#### Written instruction:
Pull each line containing "ASKAP" out of the data and copy it.

Begin Data provided

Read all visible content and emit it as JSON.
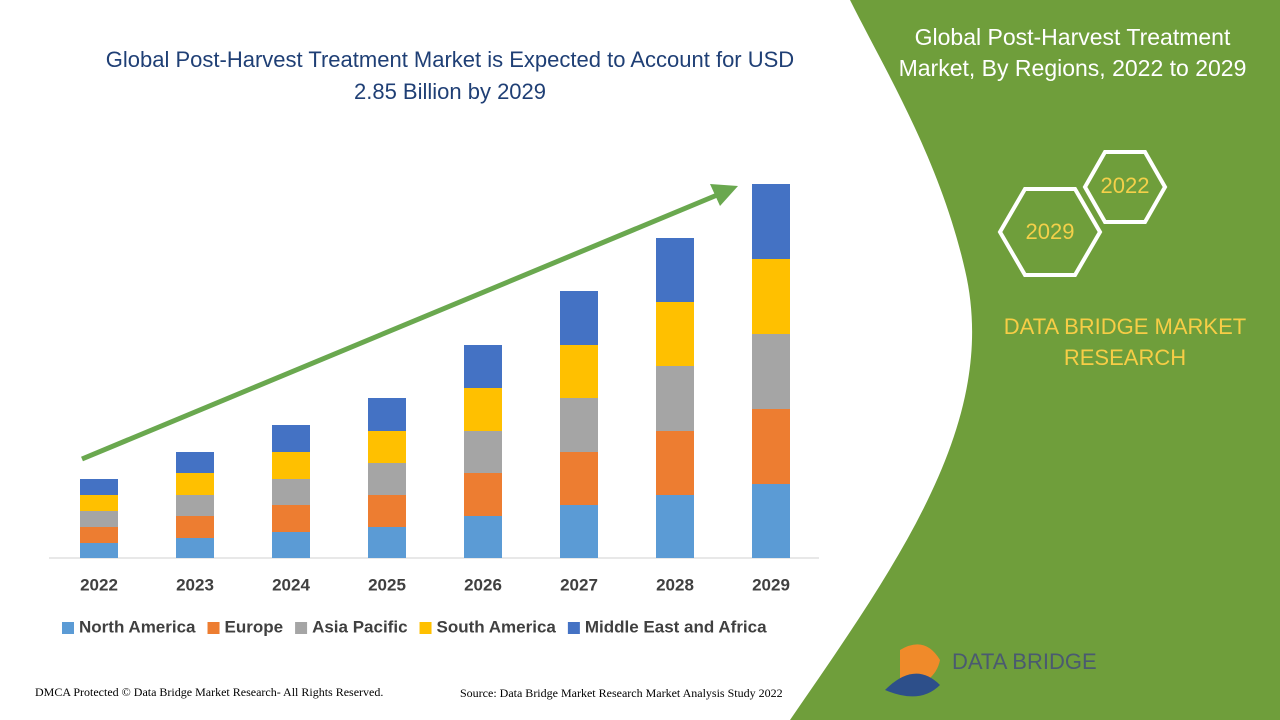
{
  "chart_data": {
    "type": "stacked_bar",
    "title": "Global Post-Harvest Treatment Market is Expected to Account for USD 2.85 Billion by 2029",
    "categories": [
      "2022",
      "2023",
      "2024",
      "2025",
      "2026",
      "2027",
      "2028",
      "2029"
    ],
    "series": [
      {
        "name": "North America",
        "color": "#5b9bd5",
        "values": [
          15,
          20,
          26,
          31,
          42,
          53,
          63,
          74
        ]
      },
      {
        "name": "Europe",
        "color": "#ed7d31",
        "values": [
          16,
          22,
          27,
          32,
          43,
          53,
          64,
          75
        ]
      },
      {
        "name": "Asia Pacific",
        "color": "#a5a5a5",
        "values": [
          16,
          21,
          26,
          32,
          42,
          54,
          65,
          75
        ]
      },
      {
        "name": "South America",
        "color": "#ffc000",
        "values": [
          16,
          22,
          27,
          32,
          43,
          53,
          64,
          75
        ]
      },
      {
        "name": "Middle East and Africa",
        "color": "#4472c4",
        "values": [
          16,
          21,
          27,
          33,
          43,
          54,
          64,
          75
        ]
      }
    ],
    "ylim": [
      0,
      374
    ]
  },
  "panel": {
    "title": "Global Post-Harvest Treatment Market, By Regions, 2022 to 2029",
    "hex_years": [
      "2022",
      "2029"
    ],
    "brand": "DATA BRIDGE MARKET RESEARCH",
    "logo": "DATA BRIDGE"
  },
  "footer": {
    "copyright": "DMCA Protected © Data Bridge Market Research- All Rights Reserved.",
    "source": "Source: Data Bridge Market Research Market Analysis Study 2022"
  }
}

End Data provided
Begin Data provided

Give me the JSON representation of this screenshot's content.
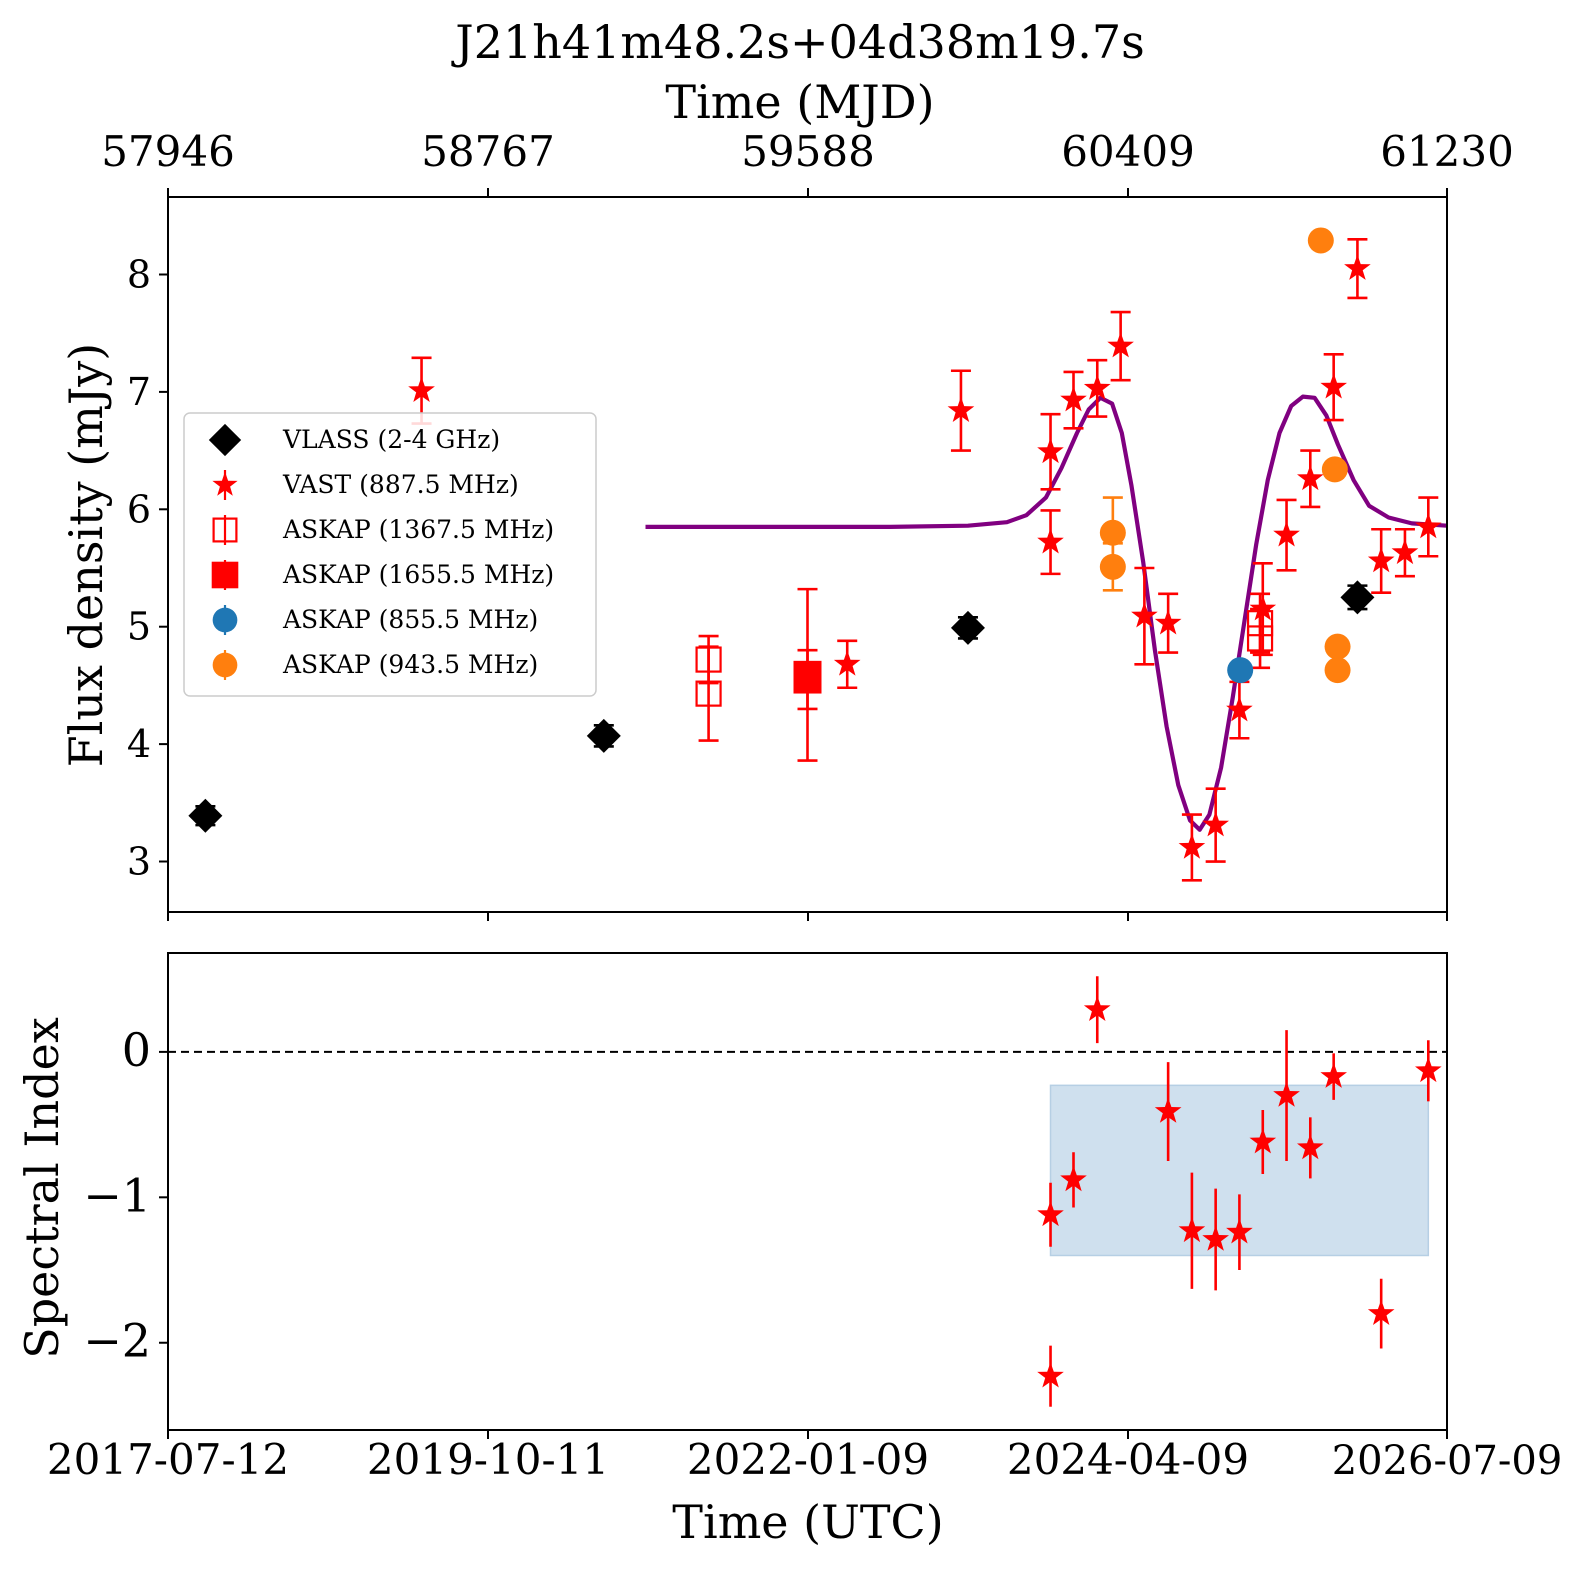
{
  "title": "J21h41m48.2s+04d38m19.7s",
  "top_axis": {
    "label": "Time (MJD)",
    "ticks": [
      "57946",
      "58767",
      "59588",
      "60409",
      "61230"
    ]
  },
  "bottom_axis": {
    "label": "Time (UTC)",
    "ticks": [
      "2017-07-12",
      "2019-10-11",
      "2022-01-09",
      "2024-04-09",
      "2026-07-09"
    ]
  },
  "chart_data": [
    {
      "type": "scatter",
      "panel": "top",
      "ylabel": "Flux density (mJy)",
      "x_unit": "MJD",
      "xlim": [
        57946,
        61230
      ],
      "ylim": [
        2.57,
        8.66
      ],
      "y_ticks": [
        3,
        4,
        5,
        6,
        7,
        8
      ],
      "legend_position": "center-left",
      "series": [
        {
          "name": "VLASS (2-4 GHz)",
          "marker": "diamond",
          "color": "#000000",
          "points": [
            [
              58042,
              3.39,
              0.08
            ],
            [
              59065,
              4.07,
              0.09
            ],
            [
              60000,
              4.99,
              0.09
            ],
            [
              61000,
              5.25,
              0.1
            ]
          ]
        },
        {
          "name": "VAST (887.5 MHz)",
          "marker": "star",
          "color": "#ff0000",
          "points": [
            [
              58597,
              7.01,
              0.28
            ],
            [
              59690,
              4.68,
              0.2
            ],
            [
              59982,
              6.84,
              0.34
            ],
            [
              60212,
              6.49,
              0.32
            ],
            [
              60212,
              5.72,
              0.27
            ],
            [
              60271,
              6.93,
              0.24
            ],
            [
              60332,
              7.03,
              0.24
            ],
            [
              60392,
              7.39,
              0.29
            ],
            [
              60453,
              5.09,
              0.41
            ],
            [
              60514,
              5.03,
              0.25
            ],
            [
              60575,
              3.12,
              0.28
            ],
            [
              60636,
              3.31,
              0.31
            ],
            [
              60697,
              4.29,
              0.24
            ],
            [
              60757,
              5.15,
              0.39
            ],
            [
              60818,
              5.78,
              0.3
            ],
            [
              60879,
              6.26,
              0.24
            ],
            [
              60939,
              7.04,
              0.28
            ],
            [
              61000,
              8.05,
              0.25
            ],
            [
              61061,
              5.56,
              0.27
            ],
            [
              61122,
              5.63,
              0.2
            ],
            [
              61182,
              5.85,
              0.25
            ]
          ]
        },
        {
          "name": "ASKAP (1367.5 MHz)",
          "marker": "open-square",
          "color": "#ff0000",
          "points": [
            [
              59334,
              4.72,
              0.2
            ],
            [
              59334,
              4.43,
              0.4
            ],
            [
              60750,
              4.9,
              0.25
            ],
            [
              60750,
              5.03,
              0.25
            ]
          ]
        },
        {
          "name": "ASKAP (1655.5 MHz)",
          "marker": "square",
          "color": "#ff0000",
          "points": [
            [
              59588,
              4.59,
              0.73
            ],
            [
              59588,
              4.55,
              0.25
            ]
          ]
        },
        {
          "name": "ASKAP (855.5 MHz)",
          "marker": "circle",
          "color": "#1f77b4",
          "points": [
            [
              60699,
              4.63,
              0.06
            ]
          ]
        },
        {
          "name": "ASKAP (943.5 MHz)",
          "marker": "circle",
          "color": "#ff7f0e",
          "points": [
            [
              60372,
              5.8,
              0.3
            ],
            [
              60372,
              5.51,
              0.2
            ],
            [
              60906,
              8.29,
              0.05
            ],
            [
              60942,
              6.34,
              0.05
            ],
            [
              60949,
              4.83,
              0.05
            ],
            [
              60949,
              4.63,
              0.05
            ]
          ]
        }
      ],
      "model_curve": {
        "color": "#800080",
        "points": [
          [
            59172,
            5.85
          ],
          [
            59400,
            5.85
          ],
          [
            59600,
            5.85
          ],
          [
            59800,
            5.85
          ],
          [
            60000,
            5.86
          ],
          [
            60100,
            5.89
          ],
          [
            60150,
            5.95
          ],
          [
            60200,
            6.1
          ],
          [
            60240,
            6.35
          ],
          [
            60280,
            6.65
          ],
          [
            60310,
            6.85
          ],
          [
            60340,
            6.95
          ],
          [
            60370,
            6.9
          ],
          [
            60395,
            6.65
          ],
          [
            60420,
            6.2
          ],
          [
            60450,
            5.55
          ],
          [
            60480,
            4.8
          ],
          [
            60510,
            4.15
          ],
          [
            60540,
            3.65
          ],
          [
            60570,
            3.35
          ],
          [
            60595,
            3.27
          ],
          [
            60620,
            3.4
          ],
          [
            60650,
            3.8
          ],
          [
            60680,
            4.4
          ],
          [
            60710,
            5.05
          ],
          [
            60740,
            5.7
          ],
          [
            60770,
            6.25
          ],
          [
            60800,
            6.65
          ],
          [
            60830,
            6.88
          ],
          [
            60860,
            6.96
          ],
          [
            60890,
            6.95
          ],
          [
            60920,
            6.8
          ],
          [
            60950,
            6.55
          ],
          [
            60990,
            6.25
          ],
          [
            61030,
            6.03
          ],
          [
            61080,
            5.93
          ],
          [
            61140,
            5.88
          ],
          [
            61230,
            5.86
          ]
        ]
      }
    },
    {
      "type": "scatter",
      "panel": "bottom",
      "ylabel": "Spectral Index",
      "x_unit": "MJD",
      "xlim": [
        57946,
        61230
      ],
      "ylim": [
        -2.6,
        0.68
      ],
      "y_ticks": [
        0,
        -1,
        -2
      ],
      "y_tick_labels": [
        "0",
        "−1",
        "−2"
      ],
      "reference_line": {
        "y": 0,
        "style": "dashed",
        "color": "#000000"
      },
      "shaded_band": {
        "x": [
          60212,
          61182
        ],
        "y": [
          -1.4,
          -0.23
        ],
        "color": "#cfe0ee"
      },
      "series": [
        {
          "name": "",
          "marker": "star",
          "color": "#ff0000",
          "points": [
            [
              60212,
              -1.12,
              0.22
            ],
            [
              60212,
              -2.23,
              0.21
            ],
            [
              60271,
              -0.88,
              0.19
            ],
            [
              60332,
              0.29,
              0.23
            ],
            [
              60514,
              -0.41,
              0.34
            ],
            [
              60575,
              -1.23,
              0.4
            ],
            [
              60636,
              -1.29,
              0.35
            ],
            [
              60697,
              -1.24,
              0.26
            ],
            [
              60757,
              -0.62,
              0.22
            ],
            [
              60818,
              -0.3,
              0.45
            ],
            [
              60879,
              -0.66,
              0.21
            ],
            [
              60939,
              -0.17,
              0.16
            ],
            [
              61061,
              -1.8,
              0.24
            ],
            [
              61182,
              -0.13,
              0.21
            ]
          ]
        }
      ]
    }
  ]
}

End Data provided

#### Exercise answer:
          "name": "ASKAP (1367.5 MHz)",
          "name": "ASKAP (1655.5 MHz)",
          "name": "ASKAP (855.5 MHz)",
          "name": "ASKAP (943.5 MHz)",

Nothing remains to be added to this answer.